» What is needed:
Each record below should be output verbatim, without pictures.

» Records for this task:
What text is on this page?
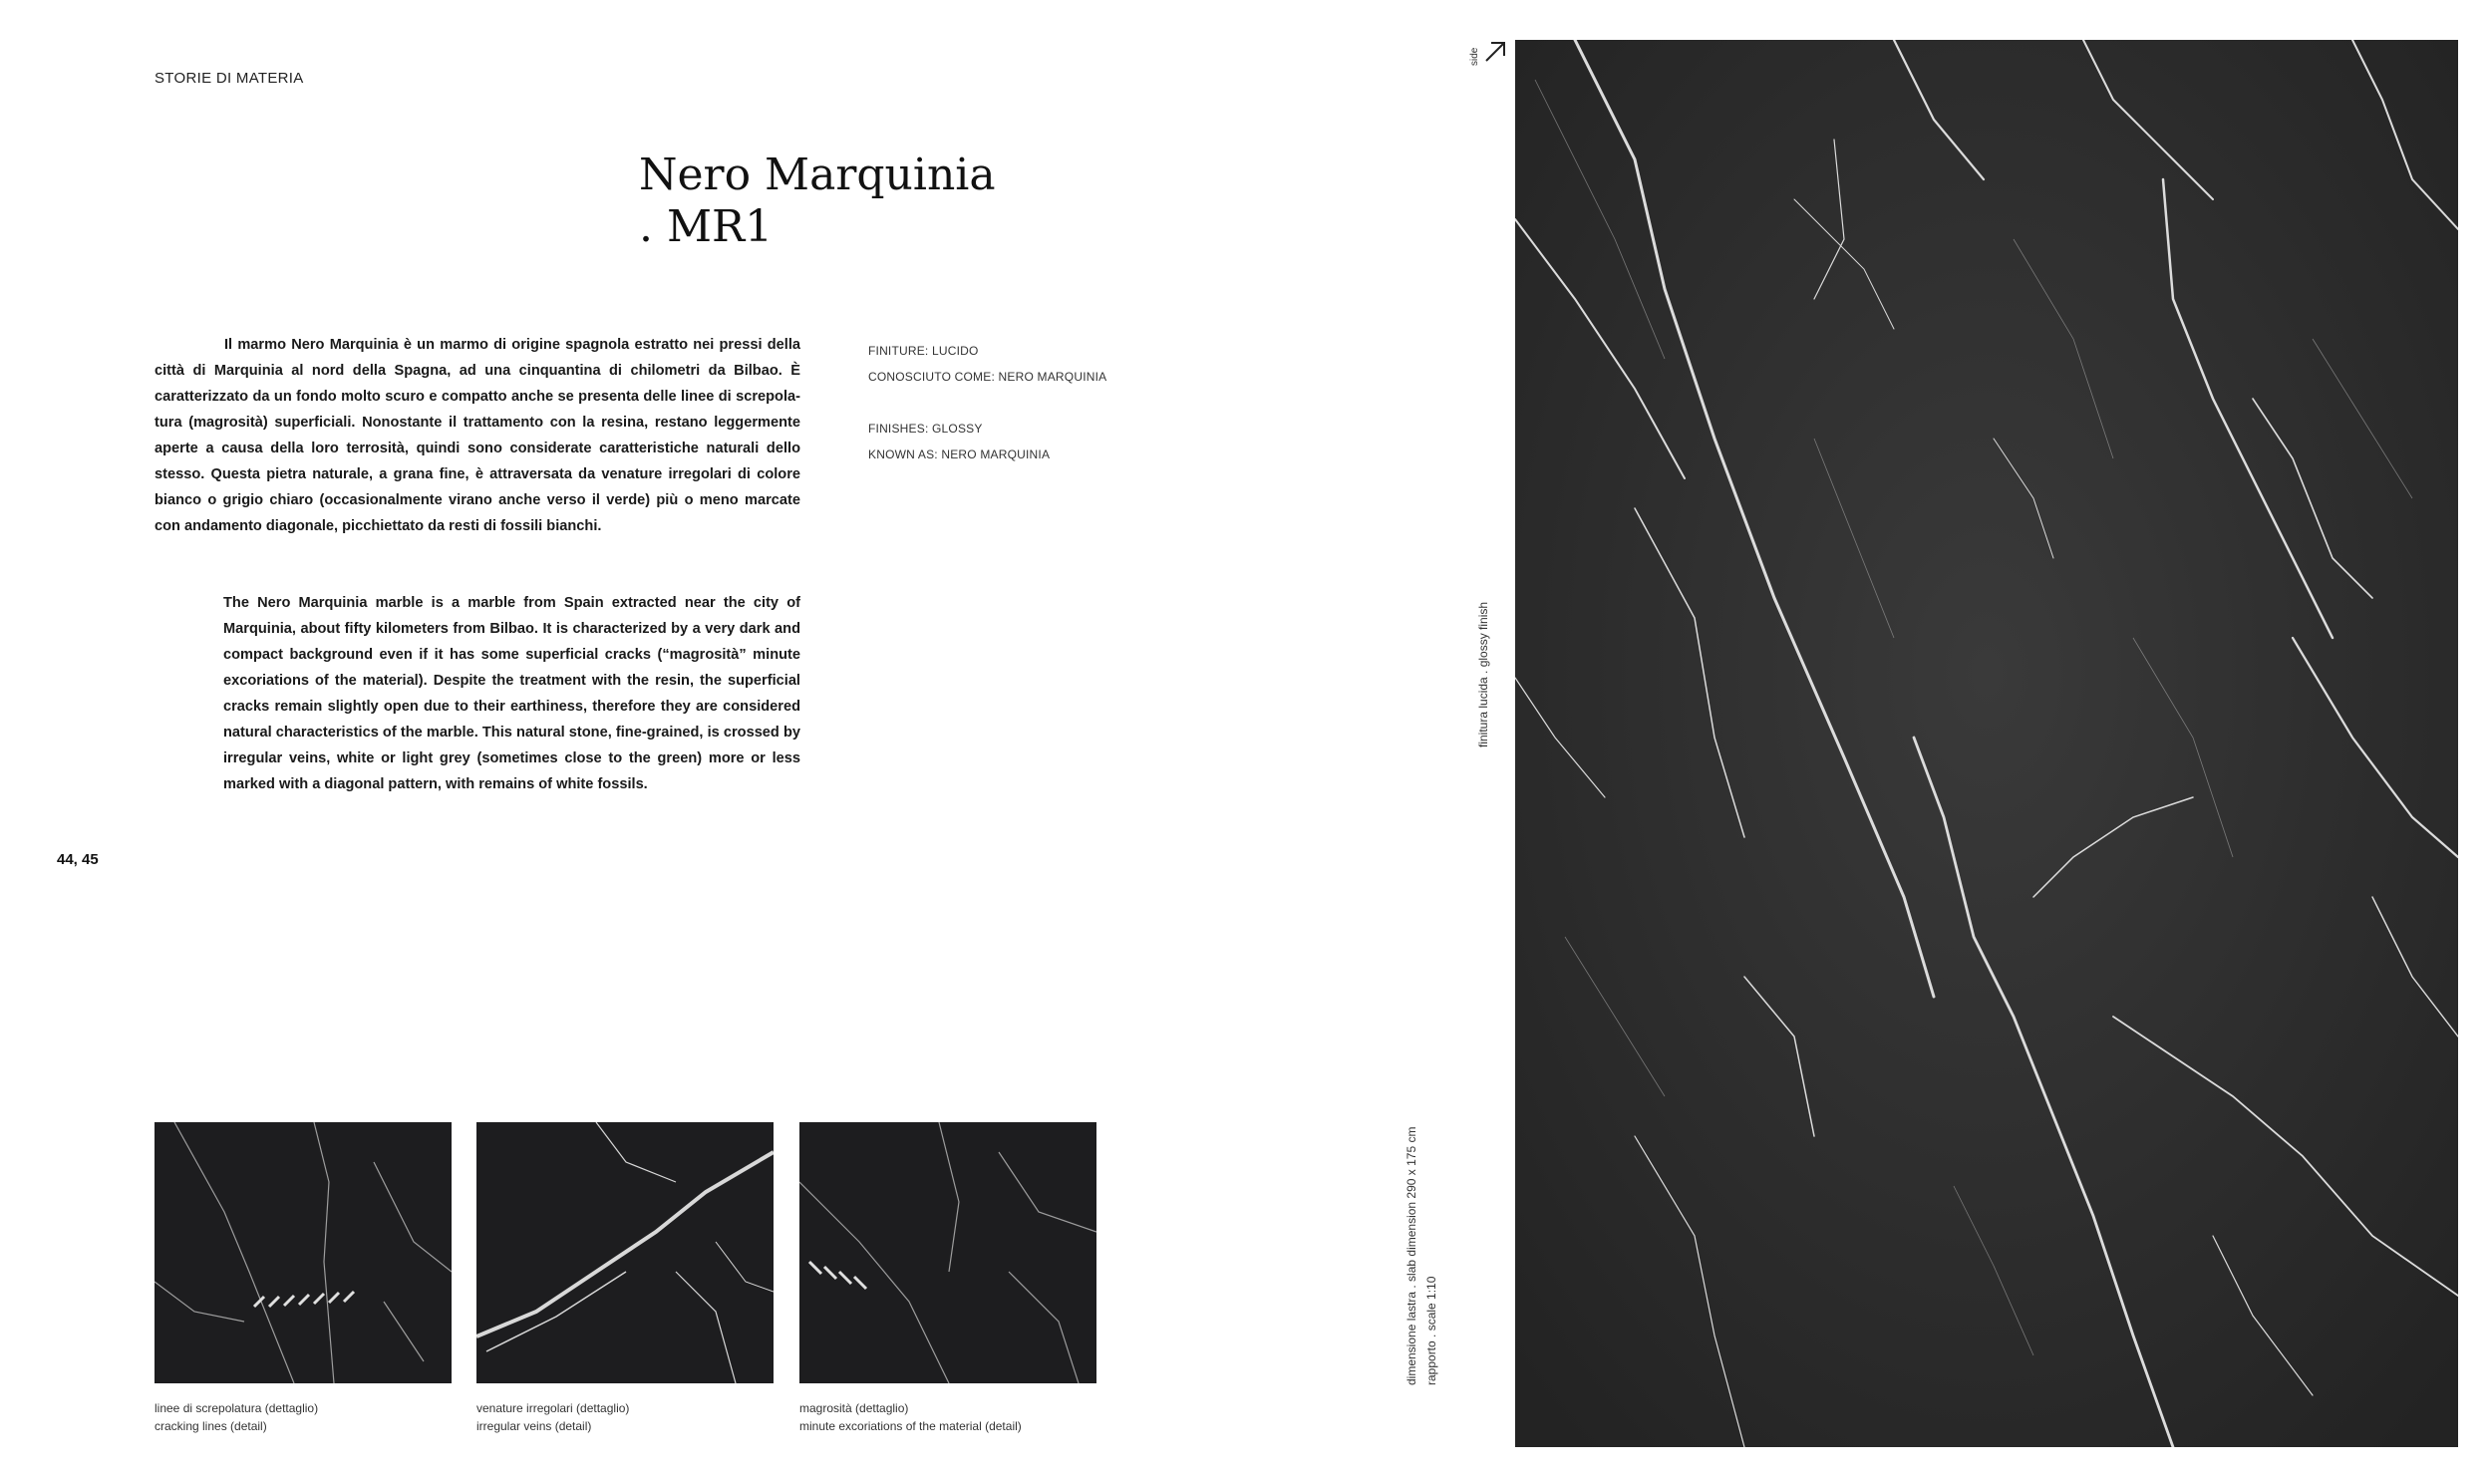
STORIE DI MATERIA
Nero Marquinia
. MR1

Il marmo Nero Marquinia è un marmo di origine spagnola estratto nei pressi della città di Marquinia al nord della Spagna, ad una cinquantina di chilometri da Bilbao. È caratterizzato da un fondo molto scuro e compatto anche se presenta delle linee di screpolatura (magrosità) superficiali. Nonostante il trattamento con la resina, restano leggermente aperte a causa della loro terrosità, quindi sono considerate caratteristiche naturali dello stesso. Questa pietra naturale, a grana fine, è attraversata da venature irregolari di colore bianco o grigio chiaro (occasionalmente virano anche verso il verde) più o meno marcate con andamento diagonale, picchiettato da resti di fossili bianchi.

The Nero Marquinia marble is a marble from Spain extracted near the city of Marquinia, about fifty kilometers from Bilbao. It is characterized by a very dark and compact background even if it has some superficial cracks (“magrosità” minute excoriations of the material). Despite the treatment with the resin, the superficial cracks remain slightly open due to their earthiness, therefore they are considered natural characteristics of the marble. This natural stone, fine-grained, is crossed by irregular veins, white or light grey (sometimes close to the green) more or less marked with a diagonal pattern, with remains of white fossils.

FINITURE: LUCIDO
CONOSCIUTO COME: NERO MARQUINIA
FINISHES: GLOSSY
KNOWN AS: NERO MARQUINIA
44, 45
linee di screpolatura (dettaglio)
cracking lines (detail)
venature irregolari (dettaglio)
irregular veins (detail)
magrosità (dettaglio)
minute excoriations of the material (detail)
finitura lucida . glossy finish
dimensione lastra . slab dimension 290 x 175 cm rapporto . scale 1:10
side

» Solution to the problem:
What text is on this page?
STORIE DI MATERIA
Nero Marquinia
. MR1

Il marmo Nero Marquinia è un marmo di origine spagnola estratto nei pressi della città di Marquinia al nord della Spagna, ad una cinquantina di chilometri da Bilbao. È caratterizzato da un fondo molto scuro e compatto anche se presenta delle linee di screpolatura (magrosità) superficiali. Nonostante il trattamento con la resina, restano leggermente aperte a causa della loro terrosità, quindi sono considerate caratteristiche naturali dello stesso. Questa pietra naturale, a grana fine, è attraversata da venature irregolari di colore bianco o grigio chiaro (occasionalmente virano anche verso il verde) più o meno marcate con andamento diagonale, picchiettato da resti di fossili bianchi.

The Nero Marquinia marble is a marble from Spain extracted near the city of Marquinia, about fifty kilometers from Bilbao. It is characterized by a very dark and compact background even if it has some superficial cracks (“magrosità” minute excoriations of the material). Despite the treatment with the resin, the superficial cracks remain slightly open due to their earthiness, therefore they are considered natural characteristics of the marble. This natural stone, fine-grained, is crossed by irregular veins, white or light grey (sometimes close to the green) more or less marked with a diagonal pattern, with remains of white fossils.

FINITURE: LUCIDO
CONOSCIUTO COME: NERO MARQUINIA
FINISHES: GLOSSY
KNOWN AS: NERO MARQUINIA
44, 45
linee di screpolatura (dettaglio)
cracking lines (detail)
venature irregolari (dettaglio)
irregular veins (detail)
magrosità (dettaglio)
minute excoriations of the material (detail)
finitura lucida . glossy finish
dimensione lastra . slab dimension 290 x 175 cm rapporto . scale 1:10
side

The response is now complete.